● **Input for this task**
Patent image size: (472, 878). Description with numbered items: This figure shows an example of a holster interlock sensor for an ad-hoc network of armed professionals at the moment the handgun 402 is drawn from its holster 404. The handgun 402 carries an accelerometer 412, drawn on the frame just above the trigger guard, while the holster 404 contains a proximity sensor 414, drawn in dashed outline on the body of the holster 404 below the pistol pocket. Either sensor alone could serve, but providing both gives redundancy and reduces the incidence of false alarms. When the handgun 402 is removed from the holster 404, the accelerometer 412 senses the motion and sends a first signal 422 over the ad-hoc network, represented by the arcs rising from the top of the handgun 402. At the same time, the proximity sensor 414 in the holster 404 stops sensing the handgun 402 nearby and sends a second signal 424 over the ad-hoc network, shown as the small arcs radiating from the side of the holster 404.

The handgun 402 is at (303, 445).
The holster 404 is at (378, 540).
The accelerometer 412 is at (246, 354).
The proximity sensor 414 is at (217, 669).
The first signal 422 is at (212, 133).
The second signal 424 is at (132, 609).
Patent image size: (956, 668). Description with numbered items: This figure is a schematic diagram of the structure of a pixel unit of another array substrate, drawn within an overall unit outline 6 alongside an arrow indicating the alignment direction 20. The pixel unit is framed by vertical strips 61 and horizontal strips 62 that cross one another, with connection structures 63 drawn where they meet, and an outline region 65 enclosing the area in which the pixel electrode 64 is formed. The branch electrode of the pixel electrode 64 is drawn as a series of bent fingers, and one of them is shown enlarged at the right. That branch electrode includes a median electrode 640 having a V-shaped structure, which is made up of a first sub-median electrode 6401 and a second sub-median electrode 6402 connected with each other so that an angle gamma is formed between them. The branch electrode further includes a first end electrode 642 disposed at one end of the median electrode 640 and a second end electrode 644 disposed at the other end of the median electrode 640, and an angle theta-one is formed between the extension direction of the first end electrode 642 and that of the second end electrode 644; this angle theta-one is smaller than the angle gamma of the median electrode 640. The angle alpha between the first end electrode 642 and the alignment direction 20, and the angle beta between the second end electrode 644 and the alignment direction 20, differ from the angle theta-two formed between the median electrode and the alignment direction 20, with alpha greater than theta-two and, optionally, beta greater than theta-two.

● **Direction**
Copy out the entries word for word, starting at the very first line and ending at the line that contains "The proximity sensor 414 is at (217, 669).", with both ends included.

● **Task answer**
Patent image size: (472, 878). Description with numbered items: This figure shows an example of a holster interlock sensor for an ad-hoc network of armed professionals at the moment the handgun 402 is drawn from its holster 404. The handgun 402 carries an accelerometer 412, drawn on the frame just above the trigger guard, while the holster 404 contains a proximity sensor 414, drawn in dashed outline on the body of the holster 404 below the pistol pocket. Either sensor alone could serve, but providing both gives redundancy and reduces the incidence of false alarms. When the handgun 402 is removed from the holster 404, the accelerometer 412 senses the motion and sends a first signal 422 over the ad-hoc network, represented by the arcs rising from the top of the handgun 402. At the same time, the proximity sensor 414 in the holster 404 stops sensing the handgun 402 nearby and sends a second signal 424 over the ad-hoc network, shown as the small arcs radiating from the side of the holster 404.

The handgun 402 is at (303, 445).
The holster 404 is at (378, 540).
The accelerometer 412 is at (246, 354).
The proximity sensor 414 is at (217, 669).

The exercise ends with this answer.